begin
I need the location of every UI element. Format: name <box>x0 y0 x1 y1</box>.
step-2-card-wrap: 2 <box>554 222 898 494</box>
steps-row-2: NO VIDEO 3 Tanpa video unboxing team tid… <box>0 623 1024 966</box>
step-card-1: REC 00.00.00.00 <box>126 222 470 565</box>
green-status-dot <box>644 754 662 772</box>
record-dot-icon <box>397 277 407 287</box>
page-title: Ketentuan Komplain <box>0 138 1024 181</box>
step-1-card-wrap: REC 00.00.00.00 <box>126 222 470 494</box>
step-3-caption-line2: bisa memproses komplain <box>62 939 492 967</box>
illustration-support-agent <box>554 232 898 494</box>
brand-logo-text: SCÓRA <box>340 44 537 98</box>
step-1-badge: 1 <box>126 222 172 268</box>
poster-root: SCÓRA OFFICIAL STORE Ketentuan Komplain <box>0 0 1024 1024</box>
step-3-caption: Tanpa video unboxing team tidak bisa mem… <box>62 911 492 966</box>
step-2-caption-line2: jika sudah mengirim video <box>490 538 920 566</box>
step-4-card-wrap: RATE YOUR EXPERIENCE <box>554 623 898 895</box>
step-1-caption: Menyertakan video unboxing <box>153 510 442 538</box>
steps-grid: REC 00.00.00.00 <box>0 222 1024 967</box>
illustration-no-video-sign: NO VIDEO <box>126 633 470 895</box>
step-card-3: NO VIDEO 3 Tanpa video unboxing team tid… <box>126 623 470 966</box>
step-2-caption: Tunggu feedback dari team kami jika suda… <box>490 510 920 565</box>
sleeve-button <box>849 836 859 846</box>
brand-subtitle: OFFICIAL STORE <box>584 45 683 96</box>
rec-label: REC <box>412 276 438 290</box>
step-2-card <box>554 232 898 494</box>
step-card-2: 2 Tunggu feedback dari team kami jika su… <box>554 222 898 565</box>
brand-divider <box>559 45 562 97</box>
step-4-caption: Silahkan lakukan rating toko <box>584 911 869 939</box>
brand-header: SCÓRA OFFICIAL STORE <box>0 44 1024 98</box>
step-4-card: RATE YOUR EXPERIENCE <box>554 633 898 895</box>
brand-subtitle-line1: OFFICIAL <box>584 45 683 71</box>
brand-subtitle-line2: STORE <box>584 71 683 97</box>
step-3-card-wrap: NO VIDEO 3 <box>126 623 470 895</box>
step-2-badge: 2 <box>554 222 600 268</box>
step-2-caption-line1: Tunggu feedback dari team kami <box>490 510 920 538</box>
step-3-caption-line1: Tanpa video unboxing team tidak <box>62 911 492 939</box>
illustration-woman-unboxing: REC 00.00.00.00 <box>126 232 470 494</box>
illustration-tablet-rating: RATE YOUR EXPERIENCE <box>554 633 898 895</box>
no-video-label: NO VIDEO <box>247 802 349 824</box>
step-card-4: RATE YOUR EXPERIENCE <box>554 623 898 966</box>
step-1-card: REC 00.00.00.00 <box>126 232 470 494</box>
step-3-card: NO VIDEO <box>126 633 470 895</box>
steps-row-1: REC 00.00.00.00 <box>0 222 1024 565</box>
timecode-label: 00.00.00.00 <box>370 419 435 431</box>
end
begin
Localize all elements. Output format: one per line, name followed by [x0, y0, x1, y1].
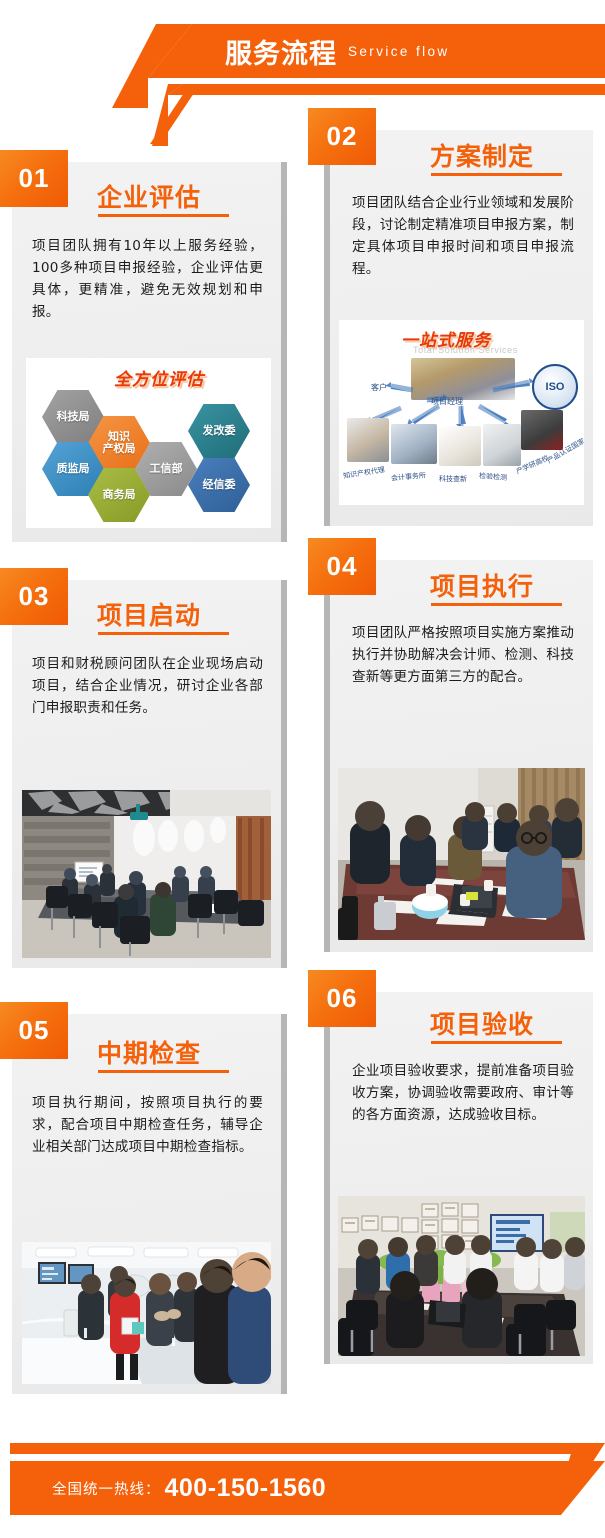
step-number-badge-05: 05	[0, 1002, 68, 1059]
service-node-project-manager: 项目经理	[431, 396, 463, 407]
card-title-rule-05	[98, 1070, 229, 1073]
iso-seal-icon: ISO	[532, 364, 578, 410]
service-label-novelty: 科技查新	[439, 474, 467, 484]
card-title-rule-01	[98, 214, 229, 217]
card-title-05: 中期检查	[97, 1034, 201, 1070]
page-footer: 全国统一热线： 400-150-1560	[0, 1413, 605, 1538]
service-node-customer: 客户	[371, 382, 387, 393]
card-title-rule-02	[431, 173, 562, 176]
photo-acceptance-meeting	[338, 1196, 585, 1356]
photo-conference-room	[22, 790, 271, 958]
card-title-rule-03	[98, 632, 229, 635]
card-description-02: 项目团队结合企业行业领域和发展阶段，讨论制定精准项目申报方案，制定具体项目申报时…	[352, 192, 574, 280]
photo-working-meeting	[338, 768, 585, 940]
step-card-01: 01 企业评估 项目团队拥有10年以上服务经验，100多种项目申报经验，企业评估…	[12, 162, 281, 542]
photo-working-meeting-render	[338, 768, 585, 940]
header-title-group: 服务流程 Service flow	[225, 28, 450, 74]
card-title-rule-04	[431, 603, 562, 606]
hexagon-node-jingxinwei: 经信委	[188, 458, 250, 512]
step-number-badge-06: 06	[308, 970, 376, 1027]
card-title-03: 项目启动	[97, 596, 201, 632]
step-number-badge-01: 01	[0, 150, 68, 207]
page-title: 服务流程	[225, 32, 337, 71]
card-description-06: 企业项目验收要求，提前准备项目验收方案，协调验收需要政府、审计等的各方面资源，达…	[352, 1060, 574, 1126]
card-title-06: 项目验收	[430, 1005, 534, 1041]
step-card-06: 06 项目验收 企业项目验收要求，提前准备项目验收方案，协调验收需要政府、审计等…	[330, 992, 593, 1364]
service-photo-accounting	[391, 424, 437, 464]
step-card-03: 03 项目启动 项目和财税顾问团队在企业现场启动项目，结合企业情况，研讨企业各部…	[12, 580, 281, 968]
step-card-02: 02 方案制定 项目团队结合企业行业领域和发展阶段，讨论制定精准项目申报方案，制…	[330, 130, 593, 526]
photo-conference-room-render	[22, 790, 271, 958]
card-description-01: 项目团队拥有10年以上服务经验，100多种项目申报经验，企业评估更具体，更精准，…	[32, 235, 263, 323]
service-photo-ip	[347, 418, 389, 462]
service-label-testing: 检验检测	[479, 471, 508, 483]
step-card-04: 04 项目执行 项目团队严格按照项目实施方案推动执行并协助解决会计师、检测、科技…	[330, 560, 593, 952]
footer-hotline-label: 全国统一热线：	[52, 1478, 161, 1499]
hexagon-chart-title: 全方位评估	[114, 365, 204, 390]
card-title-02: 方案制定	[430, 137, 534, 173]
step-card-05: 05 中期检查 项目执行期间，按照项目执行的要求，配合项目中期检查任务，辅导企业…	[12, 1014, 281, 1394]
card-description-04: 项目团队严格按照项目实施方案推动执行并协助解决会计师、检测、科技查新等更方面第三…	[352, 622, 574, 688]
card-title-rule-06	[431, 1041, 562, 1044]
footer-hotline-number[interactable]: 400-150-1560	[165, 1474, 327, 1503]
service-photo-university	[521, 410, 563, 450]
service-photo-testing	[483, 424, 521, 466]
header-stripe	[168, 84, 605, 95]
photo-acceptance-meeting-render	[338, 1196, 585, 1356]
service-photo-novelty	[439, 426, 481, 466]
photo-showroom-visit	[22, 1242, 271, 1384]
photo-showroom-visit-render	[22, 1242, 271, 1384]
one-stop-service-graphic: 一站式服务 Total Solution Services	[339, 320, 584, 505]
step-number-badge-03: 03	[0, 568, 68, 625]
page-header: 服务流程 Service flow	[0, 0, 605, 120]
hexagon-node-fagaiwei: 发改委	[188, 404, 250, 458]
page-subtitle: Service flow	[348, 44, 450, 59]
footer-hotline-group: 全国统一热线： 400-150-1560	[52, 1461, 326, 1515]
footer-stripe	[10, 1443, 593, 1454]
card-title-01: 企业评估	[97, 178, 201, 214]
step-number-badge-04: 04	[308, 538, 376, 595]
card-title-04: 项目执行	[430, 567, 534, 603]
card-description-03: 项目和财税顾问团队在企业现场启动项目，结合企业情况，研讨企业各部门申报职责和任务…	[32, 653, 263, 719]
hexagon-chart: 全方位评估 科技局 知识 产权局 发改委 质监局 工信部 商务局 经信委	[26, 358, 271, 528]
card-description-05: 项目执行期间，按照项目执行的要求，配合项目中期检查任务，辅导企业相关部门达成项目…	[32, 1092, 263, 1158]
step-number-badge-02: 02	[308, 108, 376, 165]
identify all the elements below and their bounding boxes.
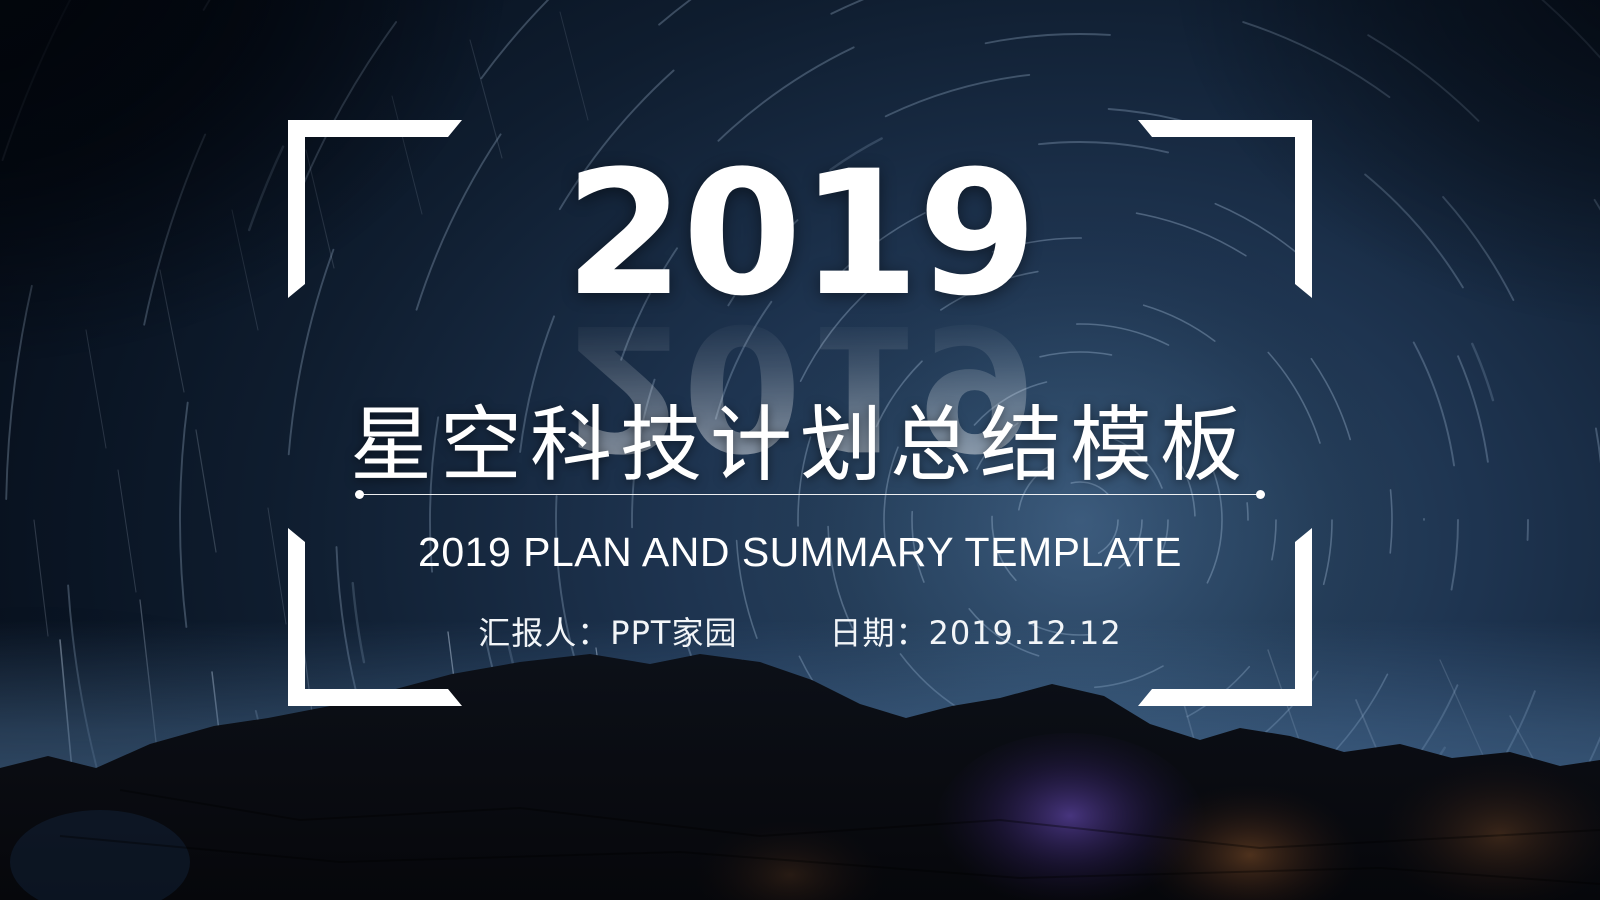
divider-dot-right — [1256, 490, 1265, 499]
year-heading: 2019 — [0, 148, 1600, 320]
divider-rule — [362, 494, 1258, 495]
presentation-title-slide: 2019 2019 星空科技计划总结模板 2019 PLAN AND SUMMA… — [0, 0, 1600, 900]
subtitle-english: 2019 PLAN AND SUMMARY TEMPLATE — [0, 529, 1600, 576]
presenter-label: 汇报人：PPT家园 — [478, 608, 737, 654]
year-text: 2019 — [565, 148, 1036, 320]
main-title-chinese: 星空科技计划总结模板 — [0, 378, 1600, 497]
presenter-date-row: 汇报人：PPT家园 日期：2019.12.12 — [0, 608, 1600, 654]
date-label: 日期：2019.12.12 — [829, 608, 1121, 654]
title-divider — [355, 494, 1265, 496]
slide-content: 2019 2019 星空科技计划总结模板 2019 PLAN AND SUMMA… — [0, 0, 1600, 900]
end
Write out again everything from the line containing "divider-dot-right — [1256, 490, 1265, 499]" down to the line containing "slide-content: 2019 2019", swapping "divider" for "separator" and leaving the rest of those records unchanged.

separator-dot-right — [1256, 490, 1265, 499]
year-heading: 2019 — [0, 148, 1600, 320]
separator-rule — [362, 494, 1258, 495]
presentation-title-slide: 2019 2019 星空科技计划总结模板 2019 PLAN AND SUMMA… — [0, 0, 1600, 900]
subtitle-english: 2019 PLAN AND SUMMARY TEMPLATE — [0, 529, 1600, 576]
presenter-label: 汇报人：PPT家园 — [478, 608, 737, 654]
year-text: 2019 — [565, 148, 1036, 320]
main-title-chinese: 星空科技计划总结模板 — [0, 378, 1600, 497]
presenter-date-row: 汇报人：PPT家园 日期：2019.12.12 — [0, 608, 1600, 654]
date-label: 日期：2019.12.12 — [829, 608, 1121, 654]
title-separator — [355, 494, 1265, 496]
slide-content: 2019 2019 星空科技计划总结模板 2019 PLAN AND SUMMA… — [0, 0, 1600, 900]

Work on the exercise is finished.